───── Extracted information ─────
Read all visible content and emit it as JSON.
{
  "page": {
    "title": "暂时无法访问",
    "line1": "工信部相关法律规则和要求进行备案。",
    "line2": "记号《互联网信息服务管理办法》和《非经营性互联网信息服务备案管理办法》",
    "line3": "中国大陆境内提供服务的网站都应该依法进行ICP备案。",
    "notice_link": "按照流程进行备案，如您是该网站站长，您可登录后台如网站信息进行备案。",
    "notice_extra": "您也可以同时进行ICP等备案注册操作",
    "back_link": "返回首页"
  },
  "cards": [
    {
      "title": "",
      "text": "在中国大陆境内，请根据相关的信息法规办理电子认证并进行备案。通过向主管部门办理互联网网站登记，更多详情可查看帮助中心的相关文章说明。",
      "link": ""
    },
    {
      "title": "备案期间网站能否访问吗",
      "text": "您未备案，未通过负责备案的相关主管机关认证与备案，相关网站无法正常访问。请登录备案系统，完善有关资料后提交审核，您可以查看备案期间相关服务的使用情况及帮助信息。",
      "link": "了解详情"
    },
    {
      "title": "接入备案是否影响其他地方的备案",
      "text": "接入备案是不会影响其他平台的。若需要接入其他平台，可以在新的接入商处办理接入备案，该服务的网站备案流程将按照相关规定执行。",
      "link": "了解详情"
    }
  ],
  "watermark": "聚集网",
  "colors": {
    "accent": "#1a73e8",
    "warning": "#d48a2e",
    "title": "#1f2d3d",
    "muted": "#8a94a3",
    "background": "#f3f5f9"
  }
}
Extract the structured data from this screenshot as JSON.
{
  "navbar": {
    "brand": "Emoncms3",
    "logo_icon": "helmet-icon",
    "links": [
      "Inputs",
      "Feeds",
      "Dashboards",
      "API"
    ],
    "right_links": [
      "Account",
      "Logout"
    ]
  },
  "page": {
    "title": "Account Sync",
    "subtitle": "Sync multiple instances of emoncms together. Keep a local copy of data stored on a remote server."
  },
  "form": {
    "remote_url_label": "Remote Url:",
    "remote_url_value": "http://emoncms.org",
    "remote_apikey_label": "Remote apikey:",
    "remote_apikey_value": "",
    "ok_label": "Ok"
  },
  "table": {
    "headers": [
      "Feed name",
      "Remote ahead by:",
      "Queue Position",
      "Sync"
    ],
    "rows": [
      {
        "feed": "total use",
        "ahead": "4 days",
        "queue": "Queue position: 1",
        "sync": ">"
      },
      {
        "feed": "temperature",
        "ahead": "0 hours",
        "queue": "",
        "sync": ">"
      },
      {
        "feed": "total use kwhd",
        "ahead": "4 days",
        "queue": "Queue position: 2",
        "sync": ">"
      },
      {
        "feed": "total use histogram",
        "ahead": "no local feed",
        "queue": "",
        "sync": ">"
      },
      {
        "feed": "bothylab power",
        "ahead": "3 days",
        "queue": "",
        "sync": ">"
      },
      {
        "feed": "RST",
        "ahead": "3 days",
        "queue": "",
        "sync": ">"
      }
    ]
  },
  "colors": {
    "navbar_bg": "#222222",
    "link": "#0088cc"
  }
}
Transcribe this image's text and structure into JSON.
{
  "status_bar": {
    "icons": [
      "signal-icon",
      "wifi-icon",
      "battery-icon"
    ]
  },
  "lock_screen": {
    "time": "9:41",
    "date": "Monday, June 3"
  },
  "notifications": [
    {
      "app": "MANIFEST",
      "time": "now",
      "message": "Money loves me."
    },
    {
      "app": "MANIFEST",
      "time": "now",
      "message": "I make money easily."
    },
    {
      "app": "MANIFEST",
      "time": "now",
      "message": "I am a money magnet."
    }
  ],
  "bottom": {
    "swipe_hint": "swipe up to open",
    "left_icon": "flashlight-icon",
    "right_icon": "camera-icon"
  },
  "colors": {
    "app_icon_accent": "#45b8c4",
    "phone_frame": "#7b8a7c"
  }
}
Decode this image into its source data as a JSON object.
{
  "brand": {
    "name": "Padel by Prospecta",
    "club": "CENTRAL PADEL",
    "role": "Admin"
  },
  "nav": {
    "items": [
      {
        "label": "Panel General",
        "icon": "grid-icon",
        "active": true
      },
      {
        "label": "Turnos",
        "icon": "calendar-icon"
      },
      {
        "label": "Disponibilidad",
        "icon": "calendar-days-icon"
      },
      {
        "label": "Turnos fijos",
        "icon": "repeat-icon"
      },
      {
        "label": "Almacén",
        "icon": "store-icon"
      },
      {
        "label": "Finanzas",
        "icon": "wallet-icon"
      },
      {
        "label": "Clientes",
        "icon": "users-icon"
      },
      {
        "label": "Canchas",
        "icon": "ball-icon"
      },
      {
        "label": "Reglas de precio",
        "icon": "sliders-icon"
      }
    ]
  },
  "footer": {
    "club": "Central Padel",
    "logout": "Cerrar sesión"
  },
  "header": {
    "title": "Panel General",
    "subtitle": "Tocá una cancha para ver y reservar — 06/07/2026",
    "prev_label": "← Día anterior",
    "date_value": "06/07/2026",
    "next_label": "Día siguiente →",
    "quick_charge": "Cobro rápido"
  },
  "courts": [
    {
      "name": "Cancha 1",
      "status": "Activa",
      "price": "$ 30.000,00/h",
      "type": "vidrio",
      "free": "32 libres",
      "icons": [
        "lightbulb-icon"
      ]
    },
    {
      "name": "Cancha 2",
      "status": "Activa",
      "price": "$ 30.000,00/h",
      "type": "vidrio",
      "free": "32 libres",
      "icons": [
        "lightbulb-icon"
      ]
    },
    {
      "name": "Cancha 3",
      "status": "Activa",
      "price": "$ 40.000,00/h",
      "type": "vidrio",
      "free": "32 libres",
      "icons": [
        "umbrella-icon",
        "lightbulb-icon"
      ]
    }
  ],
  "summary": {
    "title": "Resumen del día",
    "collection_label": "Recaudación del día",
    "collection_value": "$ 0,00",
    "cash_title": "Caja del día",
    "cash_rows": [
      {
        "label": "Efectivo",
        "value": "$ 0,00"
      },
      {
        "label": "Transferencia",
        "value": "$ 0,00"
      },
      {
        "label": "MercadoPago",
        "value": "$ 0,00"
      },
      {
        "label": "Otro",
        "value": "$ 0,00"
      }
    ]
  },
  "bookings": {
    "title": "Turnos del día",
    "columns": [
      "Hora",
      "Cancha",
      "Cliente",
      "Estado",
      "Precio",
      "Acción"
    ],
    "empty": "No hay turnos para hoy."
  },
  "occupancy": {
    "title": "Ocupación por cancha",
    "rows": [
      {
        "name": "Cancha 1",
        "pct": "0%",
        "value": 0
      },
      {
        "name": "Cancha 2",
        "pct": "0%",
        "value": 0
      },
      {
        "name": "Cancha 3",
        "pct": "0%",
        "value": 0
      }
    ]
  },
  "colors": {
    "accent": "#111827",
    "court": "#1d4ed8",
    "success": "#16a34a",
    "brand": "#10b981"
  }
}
─────
*Work to be completed*. From the records above, copy every line that holds the word "local".

*Solution*.
    "subtitle": "Sync multiple instances of emoncms together. Keep a local copy of data stored on a remote server."
        "ahead": "no local feed",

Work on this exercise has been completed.